Entries shown >>
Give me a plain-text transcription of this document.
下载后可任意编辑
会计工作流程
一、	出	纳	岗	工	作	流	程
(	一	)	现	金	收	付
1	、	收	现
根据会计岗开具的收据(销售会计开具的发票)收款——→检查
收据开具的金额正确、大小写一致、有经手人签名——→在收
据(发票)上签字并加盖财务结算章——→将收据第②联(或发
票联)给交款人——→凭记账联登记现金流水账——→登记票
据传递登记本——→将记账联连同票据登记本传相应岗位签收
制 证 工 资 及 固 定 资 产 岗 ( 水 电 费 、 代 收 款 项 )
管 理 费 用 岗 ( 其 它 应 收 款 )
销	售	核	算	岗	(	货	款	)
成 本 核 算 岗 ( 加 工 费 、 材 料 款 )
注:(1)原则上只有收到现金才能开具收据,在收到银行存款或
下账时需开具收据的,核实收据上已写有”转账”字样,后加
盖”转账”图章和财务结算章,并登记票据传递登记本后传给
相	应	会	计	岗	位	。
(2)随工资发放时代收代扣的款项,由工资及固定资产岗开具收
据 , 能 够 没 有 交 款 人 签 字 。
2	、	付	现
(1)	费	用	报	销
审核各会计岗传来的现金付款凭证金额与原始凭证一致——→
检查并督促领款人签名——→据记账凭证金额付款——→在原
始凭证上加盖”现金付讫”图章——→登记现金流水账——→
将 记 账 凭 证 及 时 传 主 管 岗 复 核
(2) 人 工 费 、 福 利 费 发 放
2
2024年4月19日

Instructions for the task >>
All of the entries above need to be reproduced exactly.

Solution to this problem >>
Give me a plain-text transcription of this document.
下载后可任意编辑
会计工作流程
一、	出	纳	岗	工	作	流	程
(	一	)	现	金	收	付
1	、	收	现
根据会计岗开具的收据(销售会计开具的发票)收款——→检查
收据开具的金额正确、大小写一致、有经手人签名——→在收
据(发票)上签字并加盖财务结算章——→将收据第②联(或发
票联)给交款人——→凭记账联登记现金流水账——→登记票
据传递登记本——→将记账联连同票据登记本传相应岗位签收
制 证 工 资 及 固 定 资 产 岗 ( 水 电 费 、 代 收 款 项 )
管 理 费 用 岗 ( 其 它 应 收 款 )
销	售	核	算	岗	(	货	款	)
成 本 核 算 岗 ( 加 工 费 、 材 料 款 )
注:(1)原则上只有收到现金才能开具收据,在收到银行存款或
下账时需开具收据的,核实收据上已写有”转账”字样,后加
盖”转账”图章和财务结算章,并登记票据传递登记本后传给
相	应	会	计	岗	位	。
(2)随工资发放时代收代扣的款项,由工资及固定资产岗开具收
据 , 能 够 没 有 交 款 人 签 字 。
2	、	付	现
(1)	费	用	报	销
审核各会计岗传来的现金付款凭证金额与原始凭证一致——→
检查并督促领款人签名——→据记账凭证金额付款——→在原
始凭证上加盖”现金付讫”图章——→登记现金流水账——→
将 记 账 凭 证 及 时 传 主 管 岗 复 核
(2) 人 工 费 、 福 利 费 发 放
2
2024年4月19日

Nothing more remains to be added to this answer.